Dataset rows:
<<<<
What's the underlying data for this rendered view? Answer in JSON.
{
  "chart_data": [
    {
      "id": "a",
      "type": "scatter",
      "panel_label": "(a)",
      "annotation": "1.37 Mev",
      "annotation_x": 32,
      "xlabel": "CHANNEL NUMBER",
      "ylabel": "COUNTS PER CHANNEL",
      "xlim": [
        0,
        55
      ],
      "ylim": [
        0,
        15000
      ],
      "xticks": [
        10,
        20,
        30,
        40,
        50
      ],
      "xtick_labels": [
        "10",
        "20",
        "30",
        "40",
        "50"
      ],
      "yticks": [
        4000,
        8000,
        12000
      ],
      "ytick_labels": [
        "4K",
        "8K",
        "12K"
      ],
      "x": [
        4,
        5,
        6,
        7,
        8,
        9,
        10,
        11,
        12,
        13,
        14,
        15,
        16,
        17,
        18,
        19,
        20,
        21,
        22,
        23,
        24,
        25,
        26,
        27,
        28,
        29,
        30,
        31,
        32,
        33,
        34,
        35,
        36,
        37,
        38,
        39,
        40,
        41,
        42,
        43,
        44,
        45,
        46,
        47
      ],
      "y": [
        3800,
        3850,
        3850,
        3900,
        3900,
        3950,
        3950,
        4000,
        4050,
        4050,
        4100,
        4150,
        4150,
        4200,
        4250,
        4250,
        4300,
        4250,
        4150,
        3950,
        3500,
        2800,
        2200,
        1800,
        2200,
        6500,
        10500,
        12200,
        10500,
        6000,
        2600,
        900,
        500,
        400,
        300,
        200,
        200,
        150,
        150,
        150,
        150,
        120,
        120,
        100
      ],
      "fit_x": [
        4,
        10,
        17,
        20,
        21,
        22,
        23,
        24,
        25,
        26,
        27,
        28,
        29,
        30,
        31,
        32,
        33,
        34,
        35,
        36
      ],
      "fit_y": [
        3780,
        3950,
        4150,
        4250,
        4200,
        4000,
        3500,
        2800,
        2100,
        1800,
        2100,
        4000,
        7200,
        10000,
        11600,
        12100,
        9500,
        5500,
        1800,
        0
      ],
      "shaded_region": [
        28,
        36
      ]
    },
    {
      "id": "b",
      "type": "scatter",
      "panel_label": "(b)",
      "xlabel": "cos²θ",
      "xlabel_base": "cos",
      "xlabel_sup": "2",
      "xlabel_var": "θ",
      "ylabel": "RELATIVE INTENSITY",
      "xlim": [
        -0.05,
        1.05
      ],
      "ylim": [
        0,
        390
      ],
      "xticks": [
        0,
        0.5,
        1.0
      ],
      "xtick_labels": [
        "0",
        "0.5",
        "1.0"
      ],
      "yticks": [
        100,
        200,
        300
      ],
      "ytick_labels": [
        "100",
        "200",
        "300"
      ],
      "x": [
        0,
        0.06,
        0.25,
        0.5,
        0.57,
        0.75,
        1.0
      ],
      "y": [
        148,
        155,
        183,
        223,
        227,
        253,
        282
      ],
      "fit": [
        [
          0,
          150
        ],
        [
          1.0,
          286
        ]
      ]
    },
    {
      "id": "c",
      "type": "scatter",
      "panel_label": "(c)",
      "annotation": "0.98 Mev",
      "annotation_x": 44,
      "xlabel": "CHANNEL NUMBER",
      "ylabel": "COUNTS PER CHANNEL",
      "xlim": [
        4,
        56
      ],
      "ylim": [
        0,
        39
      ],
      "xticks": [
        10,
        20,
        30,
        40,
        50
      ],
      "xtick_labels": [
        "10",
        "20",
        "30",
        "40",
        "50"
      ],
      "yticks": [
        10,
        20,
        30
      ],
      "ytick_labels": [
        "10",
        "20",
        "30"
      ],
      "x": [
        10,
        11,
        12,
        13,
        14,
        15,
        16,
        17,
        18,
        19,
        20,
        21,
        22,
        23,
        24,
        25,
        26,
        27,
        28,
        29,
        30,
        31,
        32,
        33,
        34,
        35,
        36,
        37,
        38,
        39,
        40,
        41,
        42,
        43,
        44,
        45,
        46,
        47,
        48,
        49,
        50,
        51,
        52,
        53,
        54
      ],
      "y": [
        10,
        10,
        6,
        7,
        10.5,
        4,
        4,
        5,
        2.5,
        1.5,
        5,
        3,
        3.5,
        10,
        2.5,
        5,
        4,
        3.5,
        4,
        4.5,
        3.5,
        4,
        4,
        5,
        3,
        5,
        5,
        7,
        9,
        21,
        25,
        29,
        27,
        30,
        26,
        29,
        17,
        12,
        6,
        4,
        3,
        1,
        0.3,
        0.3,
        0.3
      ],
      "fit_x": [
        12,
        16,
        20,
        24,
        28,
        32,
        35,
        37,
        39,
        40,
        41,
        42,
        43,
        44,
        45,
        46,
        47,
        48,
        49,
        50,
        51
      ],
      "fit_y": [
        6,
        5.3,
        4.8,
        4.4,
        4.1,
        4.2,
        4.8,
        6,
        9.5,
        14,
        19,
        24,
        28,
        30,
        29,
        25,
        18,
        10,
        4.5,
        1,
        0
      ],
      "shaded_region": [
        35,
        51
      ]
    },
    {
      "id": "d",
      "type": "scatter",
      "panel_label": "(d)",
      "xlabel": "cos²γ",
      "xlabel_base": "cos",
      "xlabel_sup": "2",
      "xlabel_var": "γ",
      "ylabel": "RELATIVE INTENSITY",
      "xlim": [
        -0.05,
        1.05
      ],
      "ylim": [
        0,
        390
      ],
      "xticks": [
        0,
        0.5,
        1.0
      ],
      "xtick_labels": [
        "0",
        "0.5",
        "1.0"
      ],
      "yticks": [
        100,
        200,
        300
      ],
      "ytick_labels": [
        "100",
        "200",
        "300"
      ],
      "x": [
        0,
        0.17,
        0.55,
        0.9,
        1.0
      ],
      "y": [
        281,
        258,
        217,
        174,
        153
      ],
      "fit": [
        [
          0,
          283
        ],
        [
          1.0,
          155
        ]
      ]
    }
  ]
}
>>>>
Can you restate every record above word for word?

*The completed task*.
What's the underlying data for this rendered view? Answer in JSON.
{
  "chart_data": [
    {
      "id": "a",
      "type": "scatter",
      "panel_label": "(a)",
      "annotation": "1.37 Mev",
      "annotation_x": 32,
      "xlabel": "CHANNEL NUMBER",
      "ylabel": "COUNTS PER CHANNEL",
      "xlim": [
        0,
        55
      ],
      "ylim": [
        0,
        15000
      ],
      "xticks": [
        10,
        20,
        30,
        40,
        50
      ],
      "xtick_labels": [
        "10",
        "20",
        "30",
        "40",
        "50"
      ],
      "yticks": [
        4000,
        8000,
        12000
      ],
      "ytick_labels": [
        "4K",
        "8K",
        "12K"
      ],
      "x": [
        4,
        5,
        6,
        7,
        8,
        9,
        10,
        11,
        12,
        13,
        14,
        15,
        16,
        17,
        18,
        19,
        20,
        21,
        22,
        23,
        24,
        25,
        26,
        27,
        28,
        29,
        30,
        31,
        32,
        33,
        34,
        35,
        36,
        37,
        38,
        39,
        40,
        41,
        42,
        43,
        44,
        45,
        46,
        47
      ],
      "y": [
        3800,
        3850,
        3850,
        3900,
        3900,
        3950,
        3950,
        4000,
        4050,
        4050,
        4100,
        4150,
        4150,
        4200,
        4250,
        4250,
        4300,
        4250,
        4150,
        3950,
        3500,
        2800,
        2200,
        1800,
        2200,
        6500,
        10500,
        12200,
        10500,
        6000,
        2600,
        900,
        500,
        400,
        300,
        200,
        200,
        150,
        150,
        150,
        150,
        120,
        120,
        100
      ],
      "fit_x": [
        4,
        10,
        17,
        20,
        21,
        22,
        23,
        24,
        25,
        26,
        27,
        28,
        29,
        30,
        31,
        32,
        33,
        34,
        35,
        36
      ],
      "fit_y": [
        3780,
        3950,
        4150,
        4250,
        4200,
        4000,
        3500,
        2800,
        2100,
        1800,
        2100,
        4000,
        7200,
        10000,
        11600,
        12100,
        9500,
        5500,
        1800,
        0
      ],
      "shaded_region": [
        28,
        36
      ]
    },
    {
      "id": "b",
      "type": "scatter",
      "panel_label": "(b)",
      "xlabel": "cos²θ",
      "xlabel_base": "cos",
      "xlabel_sup": "2",
      "xlabel_var": "θ",
      "ylabel": "RELATIVE INTENSITY",
      "xlim": [
        -0.05,
        1.05
      ],
      "ylim": [
        0,
        390
      ],
      "xticks": [
        0,
        0.5,
        1.0
      ],
      "xtick_labels": [
        "0",
        "0.5",
        "1.0"
      ],
      "yticks": [
        100,
        200,
        300
      ],
      "ytick_labels": [
        "100",
        "200",
        "300"
      ],
      "x": [
        0,
        0.06,
        0.25,
        0.5,
        0.57,
        0.75,
        1.0
      ],
      "y": [
        148,
        155,
        183,
        223,
        227,
        253,
        282
      ],
      "fit": [
        [
          0,
          150
        ],
        [
          1.0,
          286
        ]
      ]
    },
    {
      "id": "c",
      "type": "scatter",
      "panel_label": "(c)",
      "annotation": "0.98 Mev",
      "annotation_x": 44,
      "xlabel": "CHANNEL NUMBER",
      "ylabel": "COUNTS PER CHANNEL",
      "xlim": [
        4,
        56
      ],
      "ylim": [
        0,
        39
      ],
      "xticks": [
        10,
        20,
        30,
        40,
        50
      ],
      "xtick_labels": [
        "10",
        "20",
        "30",
        "40",
        "50"
      ],
      "yticks": [
        10,
        20,
        30
      ],
      "ytick_labels": [
        "10",
        "20",
        "30"
      ],
      "x": [
        10,
        11,
        12,
        13,
        14,
        15,
        16,
        17,
        18,
        19,
        20,
        21,
        22,
        23,
        24,
        25,
        26,
        27,
        28,
        29,
        30,
        31,
        32,
        33,
        34,
        35,
        36,
        37,
        38,
        39,
        40,
        41,
        42,
        43,
        44,
        45,
        46,
        47,
        48,
        49,
        50,
        51,
        52,
        53,
        54
      ],
      "y": [
        10,
        10,
        6,
        7,
        10.5,
        4,
        4,
        5,
        2.5,
        1.5,
        5,
        3,
        3.5,
        10,
        2.5,
        5,
        4,
        3.5,
        4,
        4.5,
        3.5,
        4,
        4,
        5,
        3,
        5,
        5,
        7,
        9,
        21,
        25,
        29,
        27,
        30,
        26,
        29,
        17,
        12,
        6,
        4,
        3,
        1,
        0.3,
        0.3,
        0.3
      ],
      "fit_x": [
        12,
        16,
        20,
        24,
        28,
        32,
        35,
        37,
        39,
        40,
        41,
        42,
        43,
        44,
        45,
        46,
        47,
        48,
        49,
        50,
        51
      ],
      "fit_y": [
        6,
        5.3,
        4.8,
        4.4,
        4.1,
        4.2,
        4.8,
        6,
        9.5,
        14,
        19,
        24,
        28,
        30,
        29,
        25,
        18,
        10,
        4.5,
        1,
        0
      ],
      "shaded_region": [
        35,
        51
      ]
    },
    {
      "id": "d",
      "type": "scatter",
      "panel_label": "(d)",
      "xlabel": "cos²γ",
      "xlabel_base": "cos",
      "xlabel_sup": "2",
      "xlabel_var": "γ",
      "ylabel": "RELATIVE INTENSITY",
      "xlim": [
        -0.05,
        1.05
      ],
      "ylim": [
        0,
        390
      ],
      "xticks": [
        0,
        0.5,
        1.0
      ],
      "xtick_labels": [
        "0",
        "0.5",
        "1.0"
      ],
      "yticks": [
        100,
        200,
        300
      ],
      "ytick_labels": [
        "100",
        "200",
        "300"
      ],
      "x": [
        0,
        0.17,
        0.55,
        0.9,
        1.0
      ],
      "y": [
        281,
        258,
        217,
        174,
        153
      ],
      "fit": [
        [
          0,
          283
        ],
        [
          1.0,
          155
        ]
      ]
    }
  ]
}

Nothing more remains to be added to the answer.